Tally the lines holding the string "cases" and reply with that number alone.

--- begin TASK MATERIAL ---

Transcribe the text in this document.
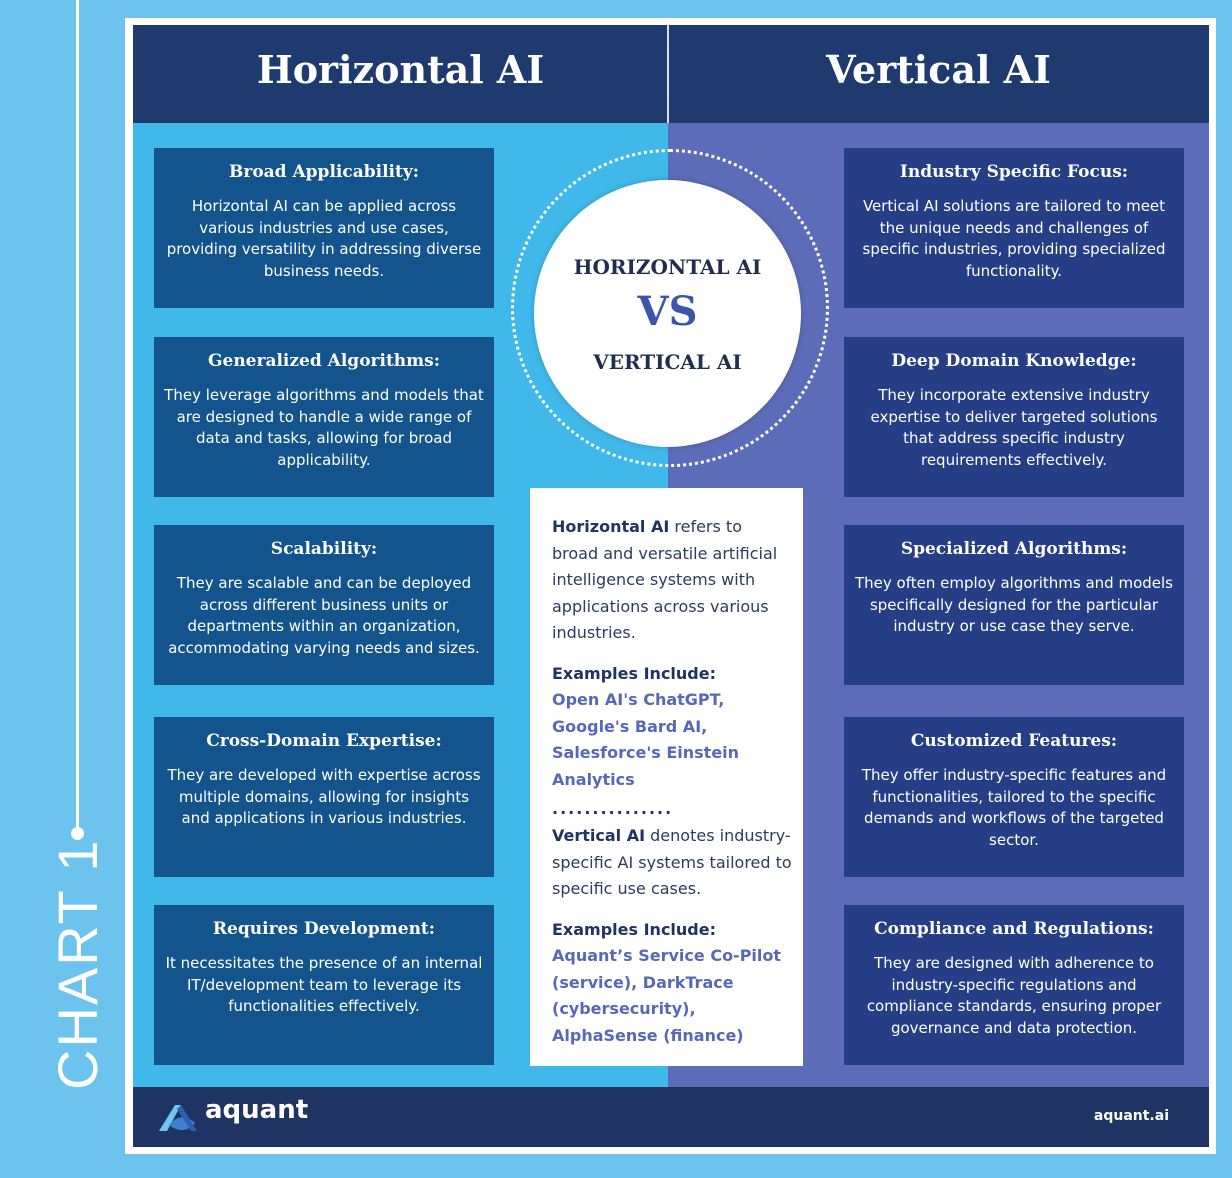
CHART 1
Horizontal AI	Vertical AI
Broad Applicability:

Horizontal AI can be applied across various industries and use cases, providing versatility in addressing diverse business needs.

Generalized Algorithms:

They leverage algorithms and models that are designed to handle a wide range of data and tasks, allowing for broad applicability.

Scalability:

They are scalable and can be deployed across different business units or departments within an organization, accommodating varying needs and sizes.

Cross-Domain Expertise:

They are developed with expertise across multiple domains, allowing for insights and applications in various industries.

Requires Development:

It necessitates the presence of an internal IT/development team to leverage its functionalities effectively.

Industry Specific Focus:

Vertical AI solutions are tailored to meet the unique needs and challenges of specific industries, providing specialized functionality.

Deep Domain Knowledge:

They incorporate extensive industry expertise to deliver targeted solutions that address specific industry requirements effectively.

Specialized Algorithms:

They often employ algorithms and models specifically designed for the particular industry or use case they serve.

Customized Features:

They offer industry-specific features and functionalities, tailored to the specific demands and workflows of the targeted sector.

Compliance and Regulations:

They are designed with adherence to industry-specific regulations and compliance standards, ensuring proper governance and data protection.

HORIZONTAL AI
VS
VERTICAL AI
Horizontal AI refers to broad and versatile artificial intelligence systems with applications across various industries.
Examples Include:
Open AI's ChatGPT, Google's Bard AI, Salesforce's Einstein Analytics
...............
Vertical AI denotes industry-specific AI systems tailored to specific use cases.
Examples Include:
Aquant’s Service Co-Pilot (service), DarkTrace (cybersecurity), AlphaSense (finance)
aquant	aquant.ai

--- end TASK MATERIAL ---

-- ANSWER TO THIS PROBLEM --
2